> [Instruction]:
Lift out all lines below that contain "name".

** Start Record extracts **

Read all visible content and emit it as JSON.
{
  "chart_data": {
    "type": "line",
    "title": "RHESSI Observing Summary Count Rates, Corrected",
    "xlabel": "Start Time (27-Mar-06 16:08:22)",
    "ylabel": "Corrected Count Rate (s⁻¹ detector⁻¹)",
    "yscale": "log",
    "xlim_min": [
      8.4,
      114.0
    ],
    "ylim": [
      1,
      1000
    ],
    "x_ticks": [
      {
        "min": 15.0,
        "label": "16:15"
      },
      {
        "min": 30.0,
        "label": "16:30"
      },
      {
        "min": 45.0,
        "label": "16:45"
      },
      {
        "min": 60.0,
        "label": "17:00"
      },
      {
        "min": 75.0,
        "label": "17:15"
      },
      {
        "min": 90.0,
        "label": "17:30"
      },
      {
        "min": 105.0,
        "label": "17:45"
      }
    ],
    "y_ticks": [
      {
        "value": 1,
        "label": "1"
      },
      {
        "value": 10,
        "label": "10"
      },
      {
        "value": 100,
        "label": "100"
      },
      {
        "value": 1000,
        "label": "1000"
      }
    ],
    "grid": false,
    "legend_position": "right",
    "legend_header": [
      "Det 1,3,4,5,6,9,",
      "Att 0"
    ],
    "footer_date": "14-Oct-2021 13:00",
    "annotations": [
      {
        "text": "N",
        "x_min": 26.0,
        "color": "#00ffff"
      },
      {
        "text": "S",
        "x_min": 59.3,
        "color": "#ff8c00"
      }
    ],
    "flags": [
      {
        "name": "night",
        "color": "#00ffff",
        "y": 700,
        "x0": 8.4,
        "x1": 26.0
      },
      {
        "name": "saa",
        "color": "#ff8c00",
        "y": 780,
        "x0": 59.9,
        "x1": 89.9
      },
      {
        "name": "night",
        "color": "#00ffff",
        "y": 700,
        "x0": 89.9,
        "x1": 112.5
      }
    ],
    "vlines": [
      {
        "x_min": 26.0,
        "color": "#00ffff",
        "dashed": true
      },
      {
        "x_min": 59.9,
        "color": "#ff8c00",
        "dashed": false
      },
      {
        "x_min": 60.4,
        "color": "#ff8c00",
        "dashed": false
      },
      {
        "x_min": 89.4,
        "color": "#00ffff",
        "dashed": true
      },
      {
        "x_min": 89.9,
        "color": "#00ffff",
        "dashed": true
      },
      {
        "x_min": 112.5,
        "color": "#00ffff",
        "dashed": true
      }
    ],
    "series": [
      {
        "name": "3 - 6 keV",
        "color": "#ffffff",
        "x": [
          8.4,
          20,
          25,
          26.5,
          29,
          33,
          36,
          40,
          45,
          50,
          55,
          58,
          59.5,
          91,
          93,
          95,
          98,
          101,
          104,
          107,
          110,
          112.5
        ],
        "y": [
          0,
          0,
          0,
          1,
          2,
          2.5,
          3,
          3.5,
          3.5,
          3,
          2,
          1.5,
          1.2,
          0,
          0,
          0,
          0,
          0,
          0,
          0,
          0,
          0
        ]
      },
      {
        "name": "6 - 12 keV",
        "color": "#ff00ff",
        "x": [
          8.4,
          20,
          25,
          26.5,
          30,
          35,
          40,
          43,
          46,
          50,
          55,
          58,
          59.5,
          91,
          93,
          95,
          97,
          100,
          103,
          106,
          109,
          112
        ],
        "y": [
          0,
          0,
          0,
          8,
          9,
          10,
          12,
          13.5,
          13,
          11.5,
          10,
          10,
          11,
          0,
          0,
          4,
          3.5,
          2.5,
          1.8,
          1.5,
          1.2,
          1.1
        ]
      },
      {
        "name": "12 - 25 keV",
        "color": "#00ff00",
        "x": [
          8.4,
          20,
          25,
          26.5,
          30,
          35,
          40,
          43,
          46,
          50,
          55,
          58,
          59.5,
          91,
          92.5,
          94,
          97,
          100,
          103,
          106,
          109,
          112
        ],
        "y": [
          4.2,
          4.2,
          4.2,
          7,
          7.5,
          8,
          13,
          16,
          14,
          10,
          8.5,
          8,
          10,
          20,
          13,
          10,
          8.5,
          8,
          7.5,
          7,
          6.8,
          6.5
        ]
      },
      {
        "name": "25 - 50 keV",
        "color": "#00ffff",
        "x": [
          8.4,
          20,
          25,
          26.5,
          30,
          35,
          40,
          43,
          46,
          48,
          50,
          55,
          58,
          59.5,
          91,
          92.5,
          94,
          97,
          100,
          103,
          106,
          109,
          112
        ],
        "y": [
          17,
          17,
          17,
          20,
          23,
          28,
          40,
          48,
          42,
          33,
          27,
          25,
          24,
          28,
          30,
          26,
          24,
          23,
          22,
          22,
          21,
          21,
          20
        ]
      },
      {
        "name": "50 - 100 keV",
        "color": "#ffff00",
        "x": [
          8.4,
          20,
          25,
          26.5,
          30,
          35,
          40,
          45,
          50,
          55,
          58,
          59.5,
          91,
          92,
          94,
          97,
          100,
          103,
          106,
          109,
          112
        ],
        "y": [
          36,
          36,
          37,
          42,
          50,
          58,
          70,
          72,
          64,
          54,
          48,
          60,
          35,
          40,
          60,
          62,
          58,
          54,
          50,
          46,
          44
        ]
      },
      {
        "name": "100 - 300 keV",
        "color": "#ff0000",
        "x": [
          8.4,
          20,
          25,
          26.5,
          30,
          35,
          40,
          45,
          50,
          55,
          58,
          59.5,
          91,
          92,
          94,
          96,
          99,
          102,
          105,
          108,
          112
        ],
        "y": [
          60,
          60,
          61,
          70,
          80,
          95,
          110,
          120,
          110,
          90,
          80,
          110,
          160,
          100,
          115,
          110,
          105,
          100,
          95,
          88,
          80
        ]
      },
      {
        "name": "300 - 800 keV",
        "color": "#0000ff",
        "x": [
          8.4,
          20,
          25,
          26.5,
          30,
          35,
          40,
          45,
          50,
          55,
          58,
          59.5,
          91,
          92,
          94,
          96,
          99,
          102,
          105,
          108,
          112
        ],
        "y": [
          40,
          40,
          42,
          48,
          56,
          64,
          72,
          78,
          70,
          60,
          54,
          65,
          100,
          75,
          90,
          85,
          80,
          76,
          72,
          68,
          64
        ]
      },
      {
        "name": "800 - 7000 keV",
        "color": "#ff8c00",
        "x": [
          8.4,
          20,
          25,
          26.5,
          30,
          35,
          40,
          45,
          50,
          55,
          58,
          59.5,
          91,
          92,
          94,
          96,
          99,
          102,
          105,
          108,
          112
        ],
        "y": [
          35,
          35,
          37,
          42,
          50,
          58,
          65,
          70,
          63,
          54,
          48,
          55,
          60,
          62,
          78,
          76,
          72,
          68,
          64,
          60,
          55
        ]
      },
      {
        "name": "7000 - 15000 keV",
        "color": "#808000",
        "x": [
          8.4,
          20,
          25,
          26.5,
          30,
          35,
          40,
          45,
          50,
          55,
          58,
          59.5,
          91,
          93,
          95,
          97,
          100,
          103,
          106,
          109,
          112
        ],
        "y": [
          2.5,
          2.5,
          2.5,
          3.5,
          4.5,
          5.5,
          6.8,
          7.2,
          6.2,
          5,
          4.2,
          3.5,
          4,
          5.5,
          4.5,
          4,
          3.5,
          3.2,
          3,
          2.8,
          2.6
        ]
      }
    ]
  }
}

** End Record extracts **

> [Final result]:
        "name": "night",
        "name": "saa",
        "name": "night",
        "name": "3 - 6 keV",
        "name": "6 - 12 keV",
        "name": "12 - 25 keV",
        "name": "25 - 50 keV",
        "name": "50 - 100 keV",
        "name": "100 - 300 keV",
        "name": "300 - 800 keV",
        "name": "800 - 7000 keV",
        "name": "7000 - 15000 keV",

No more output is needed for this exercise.